**Instructions to follow:** The listing beneath should be written out in full, exactly as shown.

**Record set:**
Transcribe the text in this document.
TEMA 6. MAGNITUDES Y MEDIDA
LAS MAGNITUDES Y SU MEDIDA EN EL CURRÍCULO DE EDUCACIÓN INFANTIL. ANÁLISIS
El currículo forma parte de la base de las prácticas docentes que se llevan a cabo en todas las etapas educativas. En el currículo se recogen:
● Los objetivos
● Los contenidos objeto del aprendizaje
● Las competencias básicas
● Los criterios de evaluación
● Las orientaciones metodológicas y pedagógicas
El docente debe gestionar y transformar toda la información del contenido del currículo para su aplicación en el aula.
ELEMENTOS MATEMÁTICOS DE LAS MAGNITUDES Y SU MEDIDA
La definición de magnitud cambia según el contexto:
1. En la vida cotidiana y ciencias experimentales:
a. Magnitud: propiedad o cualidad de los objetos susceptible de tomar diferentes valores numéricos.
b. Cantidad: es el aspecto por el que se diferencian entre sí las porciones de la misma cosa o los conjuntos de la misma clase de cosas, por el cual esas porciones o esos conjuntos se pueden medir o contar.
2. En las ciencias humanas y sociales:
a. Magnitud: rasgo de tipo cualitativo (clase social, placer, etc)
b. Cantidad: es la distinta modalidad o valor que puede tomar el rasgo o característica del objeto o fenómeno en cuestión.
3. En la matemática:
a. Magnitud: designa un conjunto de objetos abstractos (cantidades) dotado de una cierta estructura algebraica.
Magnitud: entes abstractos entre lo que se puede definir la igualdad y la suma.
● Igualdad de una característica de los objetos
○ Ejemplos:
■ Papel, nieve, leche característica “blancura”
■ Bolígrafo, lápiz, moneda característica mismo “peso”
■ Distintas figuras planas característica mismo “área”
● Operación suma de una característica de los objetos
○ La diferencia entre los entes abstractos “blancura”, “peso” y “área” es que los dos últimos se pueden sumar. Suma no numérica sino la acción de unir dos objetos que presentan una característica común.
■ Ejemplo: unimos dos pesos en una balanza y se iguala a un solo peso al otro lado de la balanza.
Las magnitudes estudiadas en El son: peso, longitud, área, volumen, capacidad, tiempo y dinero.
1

**Result:**
Transcribe the text in this document.
TEMA 6. MAGNITUDES Y MEDIDA
LAS MAGNITUDES Y SU MEDIDA EN EL CURRÍCULO DE EDUCACIÓN INFANTIL. ANÁLISIS
El currículo forma parte de la base de las prácticas docentes que se llevan a cabo en todas las etapas educativas. En el currículo se recogen:
● Los objetivos
● Los contenidos objeto del aprendizaje
● Las competencias básicas
● Los criterios de evaluación
● Las orientaciones metodológicas y pedagógicas
El docente debe gestionar y transformar toda la información del contenido del currículo para su aplicación en el aula.
ELEMENTOS MATEMÁTICOS DE LAS MAGNITUDES Y SU MEDIDA
La definición de magnitud cambia según el contexto:
1. En la vida cotidiana y ciencias experimentales:
a. Magnitud: propiedad o cualidad de los objetos susceptible de tomar diferentes valores numéricos.
b. Cantidad: es el aspecto por el que se diferencian entre sí las porciones de la misma cosa o los conjuntos de la misma clase de cosas, por el cual esas porciones o esos conjuntos se pueden medir o contar.
2. En las ciencias humanas y sociales:
a. Magnitud: rasgo de tipo cualitativo (clase social, placer, etc)
b. Cantidad: es la distinta modalidad o valor que puede tomar el rasgo o característica del objeto o fenómeno en cuestión.
3. En la matemática:
a. Magnitud: designa un conjunto de objetos abstractos (cantidades) dotado de una cierta estructura algebraica.
Magnitud: entes abstractos entre lo que se puede definir la igualdad y la suma.
● Igualdad de una característica de los objetos
○ Ejemplos:
■ Papel, nieve, leche característica “blancura”
■ Bolígrafo, lápiz, moneda característica mismo “peso”
■ Distintas figuras planas característica mismo “área”
● Operación suma de una característica de los objetos
○ La diferencia entre los entes abstractos “blancura”, “peso” y “área” es que los dos últimos se pueden sumar. Suma no numérica sino la acción de unir dos objetos que presentan una característica común.
■ Ejemplo: unimos dos pesos en una balanza y se iguala a un solo peso al otro lado de la balanza.
Las magnitudes estudiadas en El son: peso, longitud, área, volumen, capacidad, tiempo y dinero.
1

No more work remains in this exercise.